____ LISTING

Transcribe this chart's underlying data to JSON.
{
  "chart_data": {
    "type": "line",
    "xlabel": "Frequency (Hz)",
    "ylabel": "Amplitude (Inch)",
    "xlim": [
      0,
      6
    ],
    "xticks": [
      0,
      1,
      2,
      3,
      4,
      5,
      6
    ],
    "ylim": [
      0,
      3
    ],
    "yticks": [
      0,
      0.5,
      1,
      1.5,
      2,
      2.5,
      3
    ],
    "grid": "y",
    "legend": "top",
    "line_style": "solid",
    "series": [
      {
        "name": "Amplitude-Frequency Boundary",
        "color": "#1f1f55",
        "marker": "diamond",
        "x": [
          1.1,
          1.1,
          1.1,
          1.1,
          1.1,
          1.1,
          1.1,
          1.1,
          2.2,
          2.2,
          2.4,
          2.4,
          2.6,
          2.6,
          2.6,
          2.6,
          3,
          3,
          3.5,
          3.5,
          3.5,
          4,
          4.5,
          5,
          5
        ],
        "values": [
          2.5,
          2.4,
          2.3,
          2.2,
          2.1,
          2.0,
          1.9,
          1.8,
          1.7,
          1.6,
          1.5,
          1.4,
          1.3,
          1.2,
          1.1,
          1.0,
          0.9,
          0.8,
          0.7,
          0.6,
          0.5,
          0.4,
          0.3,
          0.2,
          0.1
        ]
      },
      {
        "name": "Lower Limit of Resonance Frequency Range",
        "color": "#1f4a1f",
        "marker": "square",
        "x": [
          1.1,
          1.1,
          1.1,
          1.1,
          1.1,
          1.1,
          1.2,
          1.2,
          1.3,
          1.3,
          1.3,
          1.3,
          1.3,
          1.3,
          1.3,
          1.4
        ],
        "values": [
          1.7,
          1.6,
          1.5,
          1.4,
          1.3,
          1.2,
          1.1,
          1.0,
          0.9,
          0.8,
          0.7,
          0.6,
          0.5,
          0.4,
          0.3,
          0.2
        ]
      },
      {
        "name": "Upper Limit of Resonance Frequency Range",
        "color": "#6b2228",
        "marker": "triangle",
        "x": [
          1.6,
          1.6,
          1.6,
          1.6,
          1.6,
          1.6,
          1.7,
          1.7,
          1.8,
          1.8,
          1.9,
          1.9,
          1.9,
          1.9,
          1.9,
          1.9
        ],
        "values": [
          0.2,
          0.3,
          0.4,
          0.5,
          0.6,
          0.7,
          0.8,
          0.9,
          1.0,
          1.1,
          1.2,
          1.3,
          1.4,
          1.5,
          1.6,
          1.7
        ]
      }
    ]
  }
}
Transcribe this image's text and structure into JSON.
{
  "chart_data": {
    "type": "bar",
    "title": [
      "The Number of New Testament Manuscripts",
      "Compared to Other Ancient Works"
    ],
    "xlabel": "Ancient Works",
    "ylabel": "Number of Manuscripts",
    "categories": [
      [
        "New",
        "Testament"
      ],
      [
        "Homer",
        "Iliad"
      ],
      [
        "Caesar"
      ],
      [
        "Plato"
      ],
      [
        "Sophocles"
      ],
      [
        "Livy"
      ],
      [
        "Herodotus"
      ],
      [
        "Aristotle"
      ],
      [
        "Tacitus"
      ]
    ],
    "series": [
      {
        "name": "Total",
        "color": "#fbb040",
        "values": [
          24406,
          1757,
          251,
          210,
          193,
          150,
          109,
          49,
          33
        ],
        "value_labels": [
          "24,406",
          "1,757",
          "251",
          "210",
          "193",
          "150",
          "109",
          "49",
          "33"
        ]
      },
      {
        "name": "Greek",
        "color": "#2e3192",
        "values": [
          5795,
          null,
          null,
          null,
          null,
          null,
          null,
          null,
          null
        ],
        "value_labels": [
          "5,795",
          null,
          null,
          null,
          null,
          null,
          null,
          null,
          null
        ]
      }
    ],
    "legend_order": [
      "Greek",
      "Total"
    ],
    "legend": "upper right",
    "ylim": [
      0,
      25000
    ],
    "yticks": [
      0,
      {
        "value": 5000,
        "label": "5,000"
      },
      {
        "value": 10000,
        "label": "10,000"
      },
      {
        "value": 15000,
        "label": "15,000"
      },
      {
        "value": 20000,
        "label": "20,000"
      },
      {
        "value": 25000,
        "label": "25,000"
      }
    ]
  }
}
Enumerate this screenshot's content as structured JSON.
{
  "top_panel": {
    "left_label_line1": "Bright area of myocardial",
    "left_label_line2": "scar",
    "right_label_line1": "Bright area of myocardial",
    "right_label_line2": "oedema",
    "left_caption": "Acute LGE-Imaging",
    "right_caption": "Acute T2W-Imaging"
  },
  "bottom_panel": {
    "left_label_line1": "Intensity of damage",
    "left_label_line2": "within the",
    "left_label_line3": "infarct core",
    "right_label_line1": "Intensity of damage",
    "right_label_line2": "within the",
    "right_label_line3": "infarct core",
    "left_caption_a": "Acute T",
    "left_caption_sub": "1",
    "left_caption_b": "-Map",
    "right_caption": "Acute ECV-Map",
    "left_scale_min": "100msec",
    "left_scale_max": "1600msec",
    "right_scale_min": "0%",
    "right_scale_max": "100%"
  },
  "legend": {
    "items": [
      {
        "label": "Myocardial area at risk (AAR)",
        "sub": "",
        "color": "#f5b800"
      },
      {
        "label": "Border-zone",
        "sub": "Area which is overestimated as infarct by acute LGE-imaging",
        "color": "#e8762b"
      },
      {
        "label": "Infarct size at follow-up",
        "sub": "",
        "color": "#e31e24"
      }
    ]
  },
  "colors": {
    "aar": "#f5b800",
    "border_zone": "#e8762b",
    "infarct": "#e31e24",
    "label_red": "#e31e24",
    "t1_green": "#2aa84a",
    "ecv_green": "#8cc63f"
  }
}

________

TASK OBJECTIVE: Check every line of the data above for the string "xlabel", and copy those that have it.

SOLVED PROBLEM:
    "xlabel": "Frequency (Hz)",
    "xlabel": "Ancient Works",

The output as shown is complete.